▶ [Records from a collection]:
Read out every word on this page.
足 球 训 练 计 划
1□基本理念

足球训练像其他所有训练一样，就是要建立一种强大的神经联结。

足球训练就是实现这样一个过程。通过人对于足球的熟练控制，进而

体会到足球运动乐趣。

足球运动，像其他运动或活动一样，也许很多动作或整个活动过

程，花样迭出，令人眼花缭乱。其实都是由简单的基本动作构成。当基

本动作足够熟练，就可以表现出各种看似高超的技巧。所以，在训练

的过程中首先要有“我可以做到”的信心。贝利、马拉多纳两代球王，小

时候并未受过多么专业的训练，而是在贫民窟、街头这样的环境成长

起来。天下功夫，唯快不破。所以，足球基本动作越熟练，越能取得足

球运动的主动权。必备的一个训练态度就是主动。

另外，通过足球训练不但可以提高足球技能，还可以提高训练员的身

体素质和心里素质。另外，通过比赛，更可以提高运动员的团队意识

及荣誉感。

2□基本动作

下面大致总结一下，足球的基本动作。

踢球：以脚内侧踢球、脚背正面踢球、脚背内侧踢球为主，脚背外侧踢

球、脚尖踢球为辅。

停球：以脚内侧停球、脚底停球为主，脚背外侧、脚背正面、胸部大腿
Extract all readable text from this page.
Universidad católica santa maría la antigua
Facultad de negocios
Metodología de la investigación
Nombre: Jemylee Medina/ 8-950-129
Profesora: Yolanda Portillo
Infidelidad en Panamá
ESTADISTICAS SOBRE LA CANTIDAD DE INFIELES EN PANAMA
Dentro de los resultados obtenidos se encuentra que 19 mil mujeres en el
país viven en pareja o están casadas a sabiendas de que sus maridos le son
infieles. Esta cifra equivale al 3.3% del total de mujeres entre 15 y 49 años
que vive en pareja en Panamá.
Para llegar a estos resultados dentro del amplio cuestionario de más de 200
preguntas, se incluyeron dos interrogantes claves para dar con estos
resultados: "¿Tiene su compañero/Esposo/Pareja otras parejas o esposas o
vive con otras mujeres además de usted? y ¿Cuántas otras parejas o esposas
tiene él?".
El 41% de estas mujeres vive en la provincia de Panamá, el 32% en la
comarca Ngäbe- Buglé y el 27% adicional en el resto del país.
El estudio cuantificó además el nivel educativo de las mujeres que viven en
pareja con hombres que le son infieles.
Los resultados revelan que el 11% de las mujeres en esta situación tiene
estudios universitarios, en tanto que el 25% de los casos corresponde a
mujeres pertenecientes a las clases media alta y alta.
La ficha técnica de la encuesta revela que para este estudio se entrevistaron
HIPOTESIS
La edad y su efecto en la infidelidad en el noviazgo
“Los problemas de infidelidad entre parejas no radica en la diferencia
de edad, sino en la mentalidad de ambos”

▶ [Request]: Reproduce the entries above exactly.

▶ [Solved problem]:
Read out every word on this page.
足 球 训 练 计 划
1□基本理念

足球训练像其他所有训练一样，就是要建立一种强大的神经联结。

足球训练就是实现这样一个过程。通过人对于足球的熟练控制，进而

体会到足球运动乐趣。

足球运动，像其他运动或活动一样，也许很多动作或整个活动过

程，花样迭出，令人眼花缭乱。其实都是由简单的基本动作构成。当基

本动作足够熟练，就可以表现出各种看似高超的技巧。所以，在训练

的过程中首先要有“我可以做到”的信心。贝利、马拉多纳两代球王，小

时候并未受过多么专业的训练，而是在贫民窟、街头这样的环境成长

起来。天下功夫，唯快不破。所以，足球基本动作越熟练，越能取得足

球运动的主动权。必备的一个训练态度就是主动。

另外，通过足球训练不但可以提高足球技能，还可以提高训练员的身

体素质和心里素质。另外，通过比赛，更可以提高运动员的团队意识

及荣誉感。

2□基本动作

下面大致总结一下，足球的基本动作。

踢球：以脚内侧踢球、脚背正面踢球、脚背内侧踢球为主，脚背外侧踢

球、脚尖踢球为辅。

停球：以脚内侧停球、脚底停球为主，脚背外侧、脚背正面、胸部大腿
Extract all readable text from this page.
Universidad católica santa maría la antigua
Facultad de negocios
Metodología de la investigación
Nombre: Jemylee Medina/ 8-950-129
Profesora: Yolanda Portillo
Infidelidad en Panamá
ESTADISTICAS SOBRE LA CANTIDAD DE INFIELES EN PANAMA
Dentro de los resultados obtenidos se encuentra que 19 mil mujeres en el
país viven en pareja o están casadas a sabiendas de que sus maridos le son
infieles. Esta cifra equivale al 3.3% del total de mujeres entre 15 y 49 años
que vive en pareja en Panamá.
Para llegar a estos resultados dentro del amplio cuestionario de más de 200
preguntas, se incluyeron dos interrogantes claves para dar con estos
resultados: "¿Tiene su compañero/Esposo/Pareja otras parejas o esposas o
vive con otras mujeres además de usted? y ¿Cuántas otras parejas o esposas
tiene él?".
El 41% de estas mujeres vive en la provincia de Panamá, el 32% en la
comarca Ngäbe- Buglé y el 27% adicional en el resto del país.
El estudio cuantificó además el nivel educativo de las mujeres que viven en
pareja con hombres que le son infieles.
Los resultados revelan que el 11% de las mujeres en esta situación tiene
estudios universitarios, en tanto que el 25% de los casos corresponde a
mujeres pertenecientes a las clases media alta y alta.
La ficha técnica de la encuesta revela que para este estudio se entrevistaron
HIPOTESIS
La edad y su efecto en la infidelidad en el noviazgo
“Los problemas de infidelidad entre parejas no radica en la diferencia
de edad, sino en la mentalidad de ambos”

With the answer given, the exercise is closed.